[Problem description] What is needed is an exact repeat of the entries, with no pictures in it.

Page text dataset records:
——

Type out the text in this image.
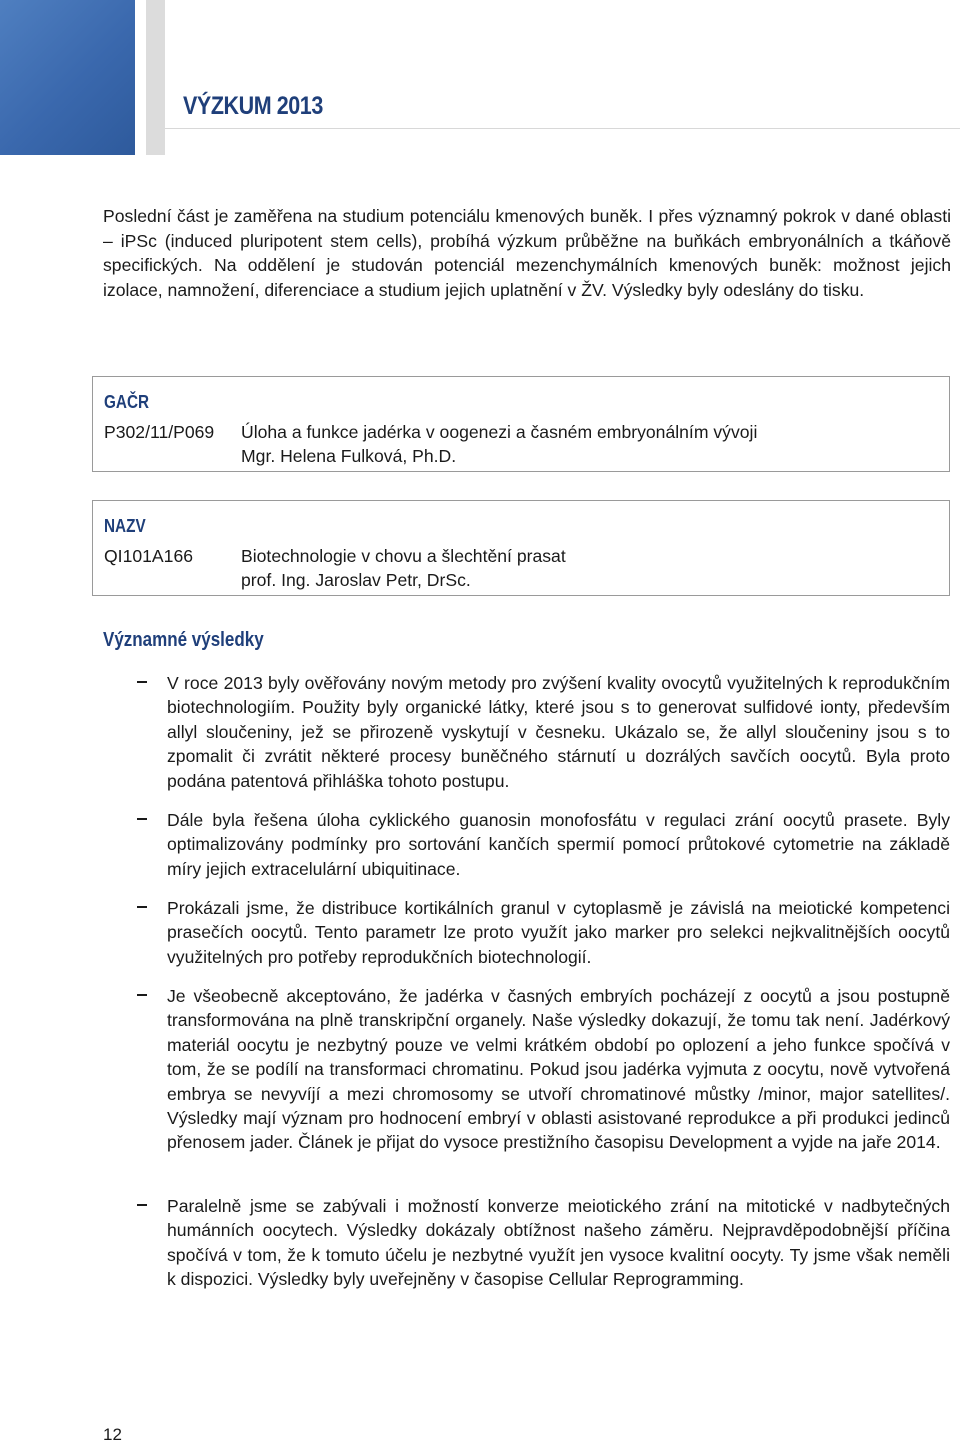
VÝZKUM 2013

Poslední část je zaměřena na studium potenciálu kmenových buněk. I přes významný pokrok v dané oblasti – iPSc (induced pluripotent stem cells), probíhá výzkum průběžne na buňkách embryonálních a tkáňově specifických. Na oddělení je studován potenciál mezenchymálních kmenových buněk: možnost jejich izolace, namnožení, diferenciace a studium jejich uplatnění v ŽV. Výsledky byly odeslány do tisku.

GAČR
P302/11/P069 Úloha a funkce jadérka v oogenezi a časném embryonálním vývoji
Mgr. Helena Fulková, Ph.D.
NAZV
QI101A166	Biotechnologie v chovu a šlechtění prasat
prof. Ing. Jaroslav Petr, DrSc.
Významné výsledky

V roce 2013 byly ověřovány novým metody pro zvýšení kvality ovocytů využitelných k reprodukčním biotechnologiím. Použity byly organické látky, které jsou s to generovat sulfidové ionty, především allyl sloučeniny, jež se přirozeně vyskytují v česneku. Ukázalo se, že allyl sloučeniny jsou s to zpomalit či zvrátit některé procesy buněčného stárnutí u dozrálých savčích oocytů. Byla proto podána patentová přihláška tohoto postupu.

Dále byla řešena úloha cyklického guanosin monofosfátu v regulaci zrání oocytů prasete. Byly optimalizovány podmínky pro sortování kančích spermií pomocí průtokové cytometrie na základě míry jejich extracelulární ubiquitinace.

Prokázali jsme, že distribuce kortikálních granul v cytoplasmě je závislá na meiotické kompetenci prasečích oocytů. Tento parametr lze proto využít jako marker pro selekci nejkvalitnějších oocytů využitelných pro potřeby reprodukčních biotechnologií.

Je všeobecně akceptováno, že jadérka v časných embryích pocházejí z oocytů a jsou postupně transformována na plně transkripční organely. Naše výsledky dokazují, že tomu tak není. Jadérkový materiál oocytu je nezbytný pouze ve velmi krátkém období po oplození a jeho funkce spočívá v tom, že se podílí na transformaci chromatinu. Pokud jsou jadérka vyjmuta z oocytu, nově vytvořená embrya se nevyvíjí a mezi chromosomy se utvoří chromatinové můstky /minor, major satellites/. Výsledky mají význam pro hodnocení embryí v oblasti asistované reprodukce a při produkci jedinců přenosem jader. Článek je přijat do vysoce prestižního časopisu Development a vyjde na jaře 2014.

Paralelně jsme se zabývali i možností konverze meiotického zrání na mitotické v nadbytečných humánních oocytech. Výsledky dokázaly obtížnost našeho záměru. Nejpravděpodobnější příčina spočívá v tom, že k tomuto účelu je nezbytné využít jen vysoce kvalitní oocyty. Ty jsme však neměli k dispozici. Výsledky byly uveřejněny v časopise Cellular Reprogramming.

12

——

[Solution for this exercise]
Type out the text in this image.
VÝZKUM 2013

Poslední část je zaměřena na studium potenciálu kmenových buněk. I přes významný pokrok v dané oblasti – iPSc (induced pluripotent stem cells), probíhá výzkum průběžne na buňkách embryonálních a tkáňově specifických. Na oddělení je studován potenciál mezenchymálních kmenových buněk: možnost jejich izolace, namnožení, diferenciace a studium jejich uplatnění v ŽV. Výsledky byly odeslány do tisku.

GAČR
P302/11/P069 Úloha a funkce jadérka v oogenezi a časném embryonálním vývoji
Mgr. Helena Fulková, Ph.D.
NAZV
QI101A166	Biotechnologie v chovu a šlechtění prasat
prof. Ing. Jaroslav Petr, DrSc.
Významné výsledky

V roce 2013 byly ověřovány novým metody pro zvýšení kvality ovocytů využitelných k reprodukčním biotechnologiím. Použity byly organické látky, které jsou s to generovat sulfidové ionty, především allyl sloučeniny, jež se přirozeně vyskytují v česneku. Ukázalo se, že allyl sloučeniny jsou s to zpomalit či zvrátit některé procesy buněčného stárnutí u dozrálých savčích oocytů. Byla proto podána patentová přihláška tohoto postupu.

Dále byla řešena úloha cyklického guanosin monofosfátu v regulaci zrání oocytů prasete. Byly optimalizovány podmínky pro sortování kančích spermií pomocí průtokové cytometrie na základě míry jejich extracelulární ubiquitinace.

Prokázali jsme, že distribuce kortikálních granul v cytoplasmě je závislá na meiotické kompetenci prasečích oocytů. Tento parametr lze proto využít jako marker pro selekci nejkvalitnějších oocytů využitelných pro potřeby reprodukčních biotechnologií.

Je všeobecně akceptováno, že jadérka v časných embryích pocházejí z oocytů a jsou postupně transformována na plně transkripční organely. Naše výsledky dokazují, že tomu tak není. Jadérkový materiál oocytu je nezbytný pouze ve velmi krátkém období po oplození a jeho funkce spočívá v tom, že se podílí na transformaci chromatinu. Pokud jsou jadérka vyjmuta z oocytu, nově vytvořená embrya se nevyvíjí a mezi chromosomy se utvoří chromatinové můstky /minor, major satellites/. Výsledky mají význam pro hodnocení embryí v oblasti asistované reprodukce a při produkci jedinců přenosem jader. Článek je přijat do vysoce prestižního časopisu Development a vyjde na jaře 2014.

Paralelně jsme se zabývali i možností konverze meiotického zrání na mitotické v nadbytečných humánních oocytech. Výsledky dokázaly obtížnost našeho záměru. Nejpravděpodobnější příčina spočívá v tom, že k tomuto účelu je nezbytné využít jen vysoce kvalitní oocyty. Ty jsme však neměli k dispozici. Výsledky byly uveřejněny v časopise Cellular Reprogramming.

12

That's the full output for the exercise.